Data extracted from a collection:

☆ ☆ ☆ ☆

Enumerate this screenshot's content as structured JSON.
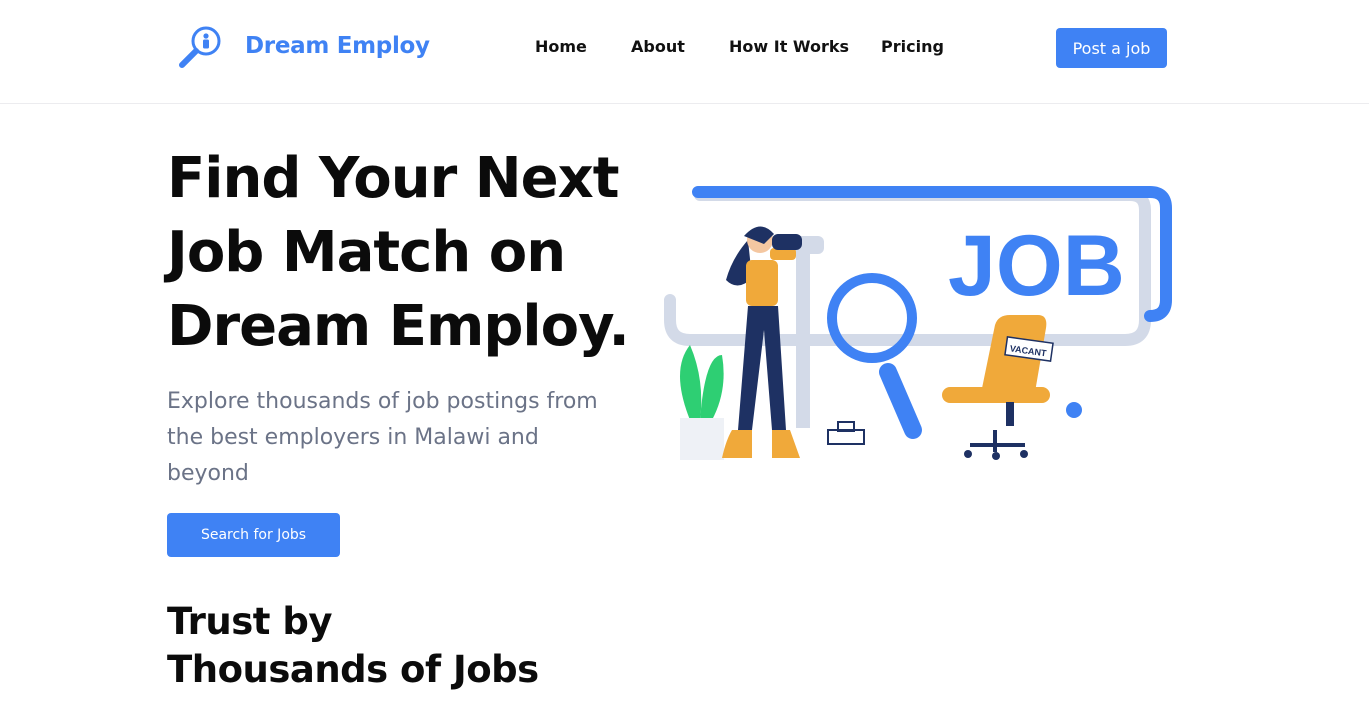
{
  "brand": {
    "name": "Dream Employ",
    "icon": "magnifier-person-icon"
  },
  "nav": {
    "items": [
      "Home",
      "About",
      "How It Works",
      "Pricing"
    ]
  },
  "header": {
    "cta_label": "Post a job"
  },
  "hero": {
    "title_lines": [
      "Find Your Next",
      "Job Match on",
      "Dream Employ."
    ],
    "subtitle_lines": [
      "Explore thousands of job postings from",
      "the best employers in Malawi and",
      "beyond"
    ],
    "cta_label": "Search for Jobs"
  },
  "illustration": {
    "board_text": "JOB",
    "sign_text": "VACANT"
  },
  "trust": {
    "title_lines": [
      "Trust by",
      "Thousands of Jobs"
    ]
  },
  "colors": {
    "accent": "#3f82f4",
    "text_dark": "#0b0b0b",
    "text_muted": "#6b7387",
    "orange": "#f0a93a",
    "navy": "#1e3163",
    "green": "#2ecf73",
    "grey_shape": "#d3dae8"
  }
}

☆ ☆ ☆ ☆

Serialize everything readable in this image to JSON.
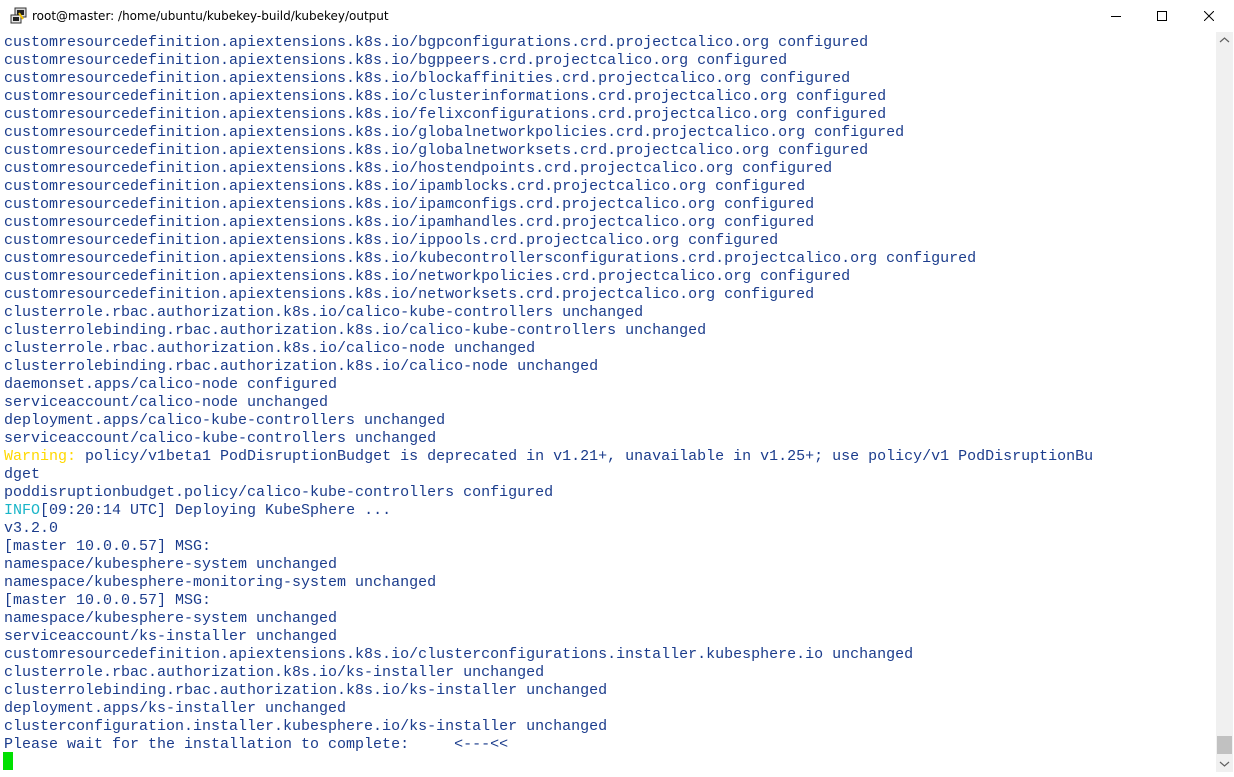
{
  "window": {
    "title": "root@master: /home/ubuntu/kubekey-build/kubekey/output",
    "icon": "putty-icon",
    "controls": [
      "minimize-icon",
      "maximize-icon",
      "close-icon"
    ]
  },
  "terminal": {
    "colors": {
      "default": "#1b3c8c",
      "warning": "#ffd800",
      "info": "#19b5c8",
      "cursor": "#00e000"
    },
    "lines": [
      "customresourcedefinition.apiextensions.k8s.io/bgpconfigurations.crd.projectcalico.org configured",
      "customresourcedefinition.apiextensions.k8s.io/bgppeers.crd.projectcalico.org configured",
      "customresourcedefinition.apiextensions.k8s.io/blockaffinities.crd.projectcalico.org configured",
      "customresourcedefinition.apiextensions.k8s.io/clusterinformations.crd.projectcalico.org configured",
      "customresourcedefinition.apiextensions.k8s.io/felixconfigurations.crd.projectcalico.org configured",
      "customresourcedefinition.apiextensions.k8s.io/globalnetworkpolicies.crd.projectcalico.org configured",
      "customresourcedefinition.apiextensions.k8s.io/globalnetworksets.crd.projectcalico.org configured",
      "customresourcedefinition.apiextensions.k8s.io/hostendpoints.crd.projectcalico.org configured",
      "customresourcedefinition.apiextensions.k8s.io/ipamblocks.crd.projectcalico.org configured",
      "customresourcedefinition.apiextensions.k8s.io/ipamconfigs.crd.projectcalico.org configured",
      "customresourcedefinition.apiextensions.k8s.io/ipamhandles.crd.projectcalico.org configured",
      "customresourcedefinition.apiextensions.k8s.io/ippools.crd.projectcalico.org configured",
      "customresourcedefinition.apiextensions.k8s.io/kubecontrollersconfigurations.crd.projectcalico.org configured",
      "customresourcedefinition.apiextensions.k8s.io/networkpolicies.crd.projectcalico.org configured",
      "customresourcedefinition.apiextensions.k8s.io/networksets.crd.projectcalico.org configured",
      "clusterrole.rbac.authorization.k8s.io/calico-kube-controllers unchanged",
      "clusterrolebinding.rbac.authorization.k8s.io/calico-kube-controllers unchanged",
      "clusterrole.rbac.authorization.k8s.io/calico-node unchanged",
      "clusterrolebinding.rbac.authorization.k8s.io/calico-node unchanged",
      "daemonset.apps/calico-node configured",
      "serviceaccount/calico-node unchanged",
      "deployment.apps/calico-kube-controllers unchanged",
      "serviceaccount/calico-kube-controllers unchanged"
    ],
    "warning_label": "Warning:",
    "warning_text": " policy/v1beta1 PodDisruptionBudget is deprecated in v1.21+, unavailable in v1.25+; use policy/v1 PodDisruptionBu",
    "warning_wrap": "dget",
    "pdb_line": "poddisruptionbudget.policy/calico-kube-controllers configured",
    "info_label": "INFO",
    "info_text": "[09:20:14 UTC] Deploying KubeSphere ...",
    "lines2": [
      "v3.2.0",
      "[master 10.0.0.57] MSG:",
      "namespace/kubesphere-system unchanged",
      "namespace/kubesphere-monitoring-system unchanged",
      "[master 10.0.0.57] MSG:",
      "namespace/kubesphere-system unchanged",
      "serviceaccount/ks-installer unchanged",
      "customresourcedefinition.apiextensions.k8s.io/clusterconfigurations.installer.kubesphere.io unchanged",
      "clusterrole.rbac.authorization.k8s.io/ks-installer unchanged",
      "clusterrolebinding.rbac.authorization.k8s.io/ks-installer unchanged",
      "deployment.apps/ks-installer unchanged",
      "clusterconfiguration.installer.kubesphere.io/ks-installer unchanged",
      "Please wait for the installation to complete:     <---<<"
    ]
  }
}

☆ ☆ ☆ ☆

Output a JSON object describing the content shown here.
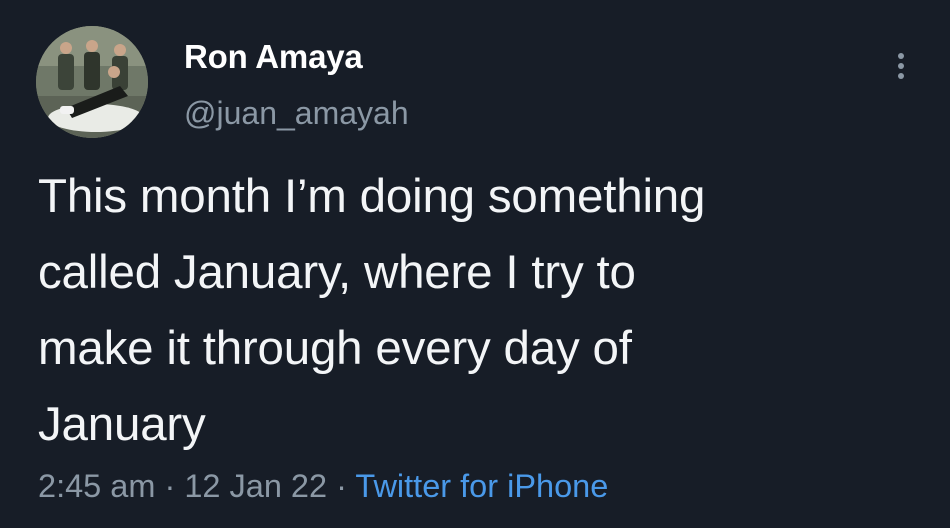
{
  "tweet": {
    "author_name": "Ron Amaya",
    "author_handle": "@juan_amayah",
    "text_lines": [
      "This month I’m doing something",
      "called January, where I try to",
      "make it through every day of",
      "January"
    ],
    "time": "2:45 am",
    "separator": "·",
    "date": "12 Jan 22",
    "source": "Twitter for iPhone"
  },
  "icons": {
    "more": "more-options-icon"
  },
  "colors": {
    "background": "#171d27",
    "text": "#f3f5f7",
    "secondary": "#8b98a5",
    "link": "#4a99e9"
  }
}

☆ ☆ ☆ ☆

Task to carry out:
Track down the lines that include the word "policy" and copy them.

Finished task:
    "warning_text": " policy/v1beta1 PodDisruptionBudget is deprecated in v1.21+, unavailable in v1.25+; use policy/v1 PodDisruptionBu",
    "pdb_line": "poddisruptionbudget.policy/calico-kube-controllers configured",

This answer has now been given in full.